Write out all the data again, exactly as it stands.
---+---
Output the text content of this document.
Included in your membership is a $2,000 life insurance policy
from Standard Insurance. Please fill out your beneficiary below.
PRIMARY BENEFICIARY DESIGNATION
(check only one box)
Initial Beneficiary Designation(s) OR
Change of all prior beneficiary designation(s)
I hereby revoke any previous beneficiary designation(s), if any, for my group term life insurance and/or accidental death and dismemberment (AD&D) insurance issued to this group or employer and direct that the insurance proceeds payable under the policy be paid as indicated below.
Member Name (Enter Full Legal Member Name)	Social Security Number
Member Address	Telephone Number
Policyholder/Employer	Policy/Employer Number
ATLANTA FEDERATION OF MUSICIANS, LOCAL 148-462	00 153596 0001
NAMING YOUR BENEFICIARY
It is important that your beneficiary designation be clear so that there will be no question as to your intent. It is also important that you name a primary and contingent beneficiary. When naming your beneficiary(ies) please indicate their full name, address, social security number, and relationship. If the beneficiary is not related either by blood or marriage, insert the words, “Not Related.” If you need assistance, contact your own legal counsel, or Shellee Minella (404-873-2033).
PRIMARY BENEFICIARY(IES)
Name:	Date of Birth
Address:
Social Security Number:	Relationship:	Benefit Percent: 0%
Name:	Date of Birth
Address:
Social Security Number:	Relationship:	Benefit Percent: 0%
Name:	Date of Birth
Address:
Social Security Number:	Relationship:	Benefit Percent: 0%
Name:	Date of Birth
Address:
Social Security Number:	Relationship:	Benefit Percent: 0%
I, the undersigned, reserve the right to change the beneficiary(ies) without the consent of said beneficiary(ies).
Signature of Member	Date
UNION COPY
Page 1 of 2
---+---
■ Response below
Output the text content of this document.
Included in your membership is a $2,000 life insurance policy
from Standard Insurance. Please fill out your beneficiary below.
PRIMARY BENEFICIARY DESIGNATION
(check only one box)
Initial Beneficiary Designation(s) OR
Change of all prior beneficiary designation(s)
I hereby revoke any previous beneficiary designation(s), if any, for my group term life insurance and/or accidental death and dismemberment (AD&D) insurance issued to this group or employer and direct that the insurance proceeds payable under the policy be paid as indicated below.
Member Name (Enter Full Legal Member Name)	Social Security Number
Member Address	Telephone Number
Policyholder/Employer	Policy/Employer Number
ATLANTA FEDERATION OF MUSICIANS, LOCAL 148-462	00 153596 0001
NAMING YOUR BENEFICIARY
It is important that your beneficiary designation be clear so that there will be no question as to your intent. It is also important that you name a primary and contingent beneficiary. When naming your beneficiary(ies) please indicate their full name, address, social security number, and relationship. If the beneficiary is not related either by blood or marriage, insert the words, “Not Related.” If you need assistance, contact your own legal counsel, or Shellee Minella (404-873-2033).
PRIMARY BENEFICIARY(IES)
Name:	Date of Birth
Address:
Social Security Number:	Relationship:	Benefit Percent: 0%
Name:	Date of Birth
Address:
Social Security Number:	Relationship:	Benefit Percent: 0%
Name:	Date of Birth
Address:
Social Security Number:	Relationship:	Benefit Percent: 0%
Name:	Date of Birth
Address:
Social Security Number:	Relationship:	Benefit Percent: 0%
I, the undersigned, reserve the right to change the beneficiary(ies) without the consent of said beneficiary(ies).
Signature of Member	Date
UNION COPY
Page 1 of 2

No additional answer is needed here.